* start DATASET ROWS *
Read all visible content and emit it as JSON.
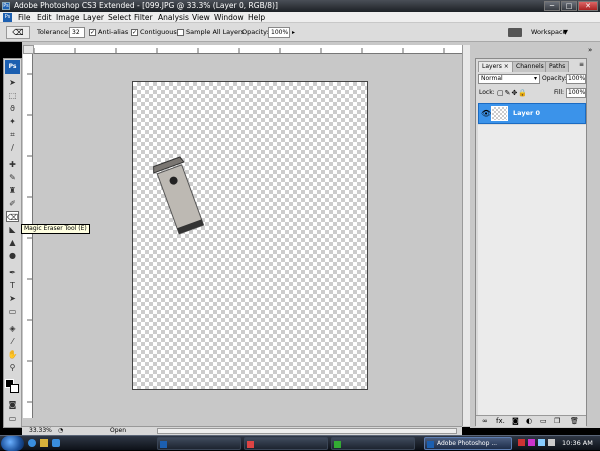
{
  "window": {
    "title": "Adobe Photoshop CS3 Extended - [099.JPG @ 33.3% (Layer 0, RGB/8)]",
    "app_icon": "Ps",
    "min_glyph": "─",
    "max_glyph": "□",
    "close_glyph": "✕"
  },
  "menubar": {
    "logo": "Ps",
    "items": [
      "File",
      "Edit",
      "Image",
      "Layer",
      "Select",
      "Filter",
      "Analysis",
      "View",
      "Window",
      "Help"
    ]
  },
  "options": {
    "tolerance_label": "Tolerance:",
    "tolerance_value": "32",
    "antialias_label": "Anti-alias",
    "contiguous_label": "Contiguous",
    "sample_all_label": "Sample All Layers",
    "opacity_label": "Opacity:",
    "opacity_value": "100%",
    "workspace_label": "Workspace",
    "checked_glyph": "✓"
  },
  "toolbox": {
    "logo": "Ps",
    "tooltip": "Magic Eraser Tool (E)"
  },
  "status": {
    "zoom": "33.33%",
    "doc_label": "Open"
  },
  "layers_panel": {
    "tabs": [
      "Layers",
      "Channels",
      "Paths"
    ],
    "blend_mode": "Normal",
    "opacity_label": "Opacity:",
    "opacity_value": "100%",
    "lock_label": "Lock:",
    "fill_label": "Fill:",
    "fill_value": "100%",
    "layer_name": "Layer 0",
    "footer_fx": "fx."
  },
  "taskbar": {
    "active_app": "Adobe Photoshop ...",
    "clock": "10:36 AM"
  },
  "colors": {
    "accent": "#3b93ea",
    "ps_blue": "#1c5fb0"
  }
}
* end DATASET ROWS *
▶ _WHAT YOU ARE ASKED TO DO_
Reproduce the material above in full, exactly, with no images.

▶ _THE RESULT_
Read all visible content and emit it as JSON.
{
  "window": {
    "title": "Adobe Photoshop CS3 Extended - [099.JPG @ 33.3% (Layer 0, RGB/8)]",
    "app_icon": "Ps",
    "min_glyph": "─",
    "max_glyph": "□",
    "close_glyph": "✕"
  },
  "menubar": {
    "logo": "Ps",
    "items": [
      "File",
      "Edit",
      "Image",
      "Layer",
      "Select",
      "Filter",
      "Analysis",
      "View",
      "Window",
      "Help"
    ]
  },
  "options": {
    "tolerance_label": "Tolerance:",
    "tolerance_value": "32",
    "antialias_label": "Anti-alias",
    "contiguous_label": "Contiguous",
    "sample_all_label": "Sample All Layers",
    "opacity_label": "Opacity:",
    "opacity_value": "100%",
    "workspace_label": "Workspace",
    "checked_glyph": "✓"
  },
  "toolbox": {
    "logo": "Ps",
    "tooltip": "Magic Eraser Tool (E)"
  },
  "status": {
    "zoom": "33.33%",
    "doc_label": "Open"
  },
  "layers_panel": {
    "tabs": [
      "Layers",
      "Channels",
      "Paths"
    ],
    "blend_mode": "Normal",
    "opacity_label": "Opacity:",
    "opacity_value": "100%",
    "lock_label": "Lock:",
    "fill_label": "Fill:",
    "fill_value": "100%",
    "layer_name": "Layer 0",
    "footer_fx": "fx."
  },
  "taskbar": {
    "active_app": "Adobe Photoshop ...",
    "clock": "10:36 AM"
  },
  "colors": {
    "accent": "#3b93ea",
    "ps_blue": "#1c5fb0"
  }
}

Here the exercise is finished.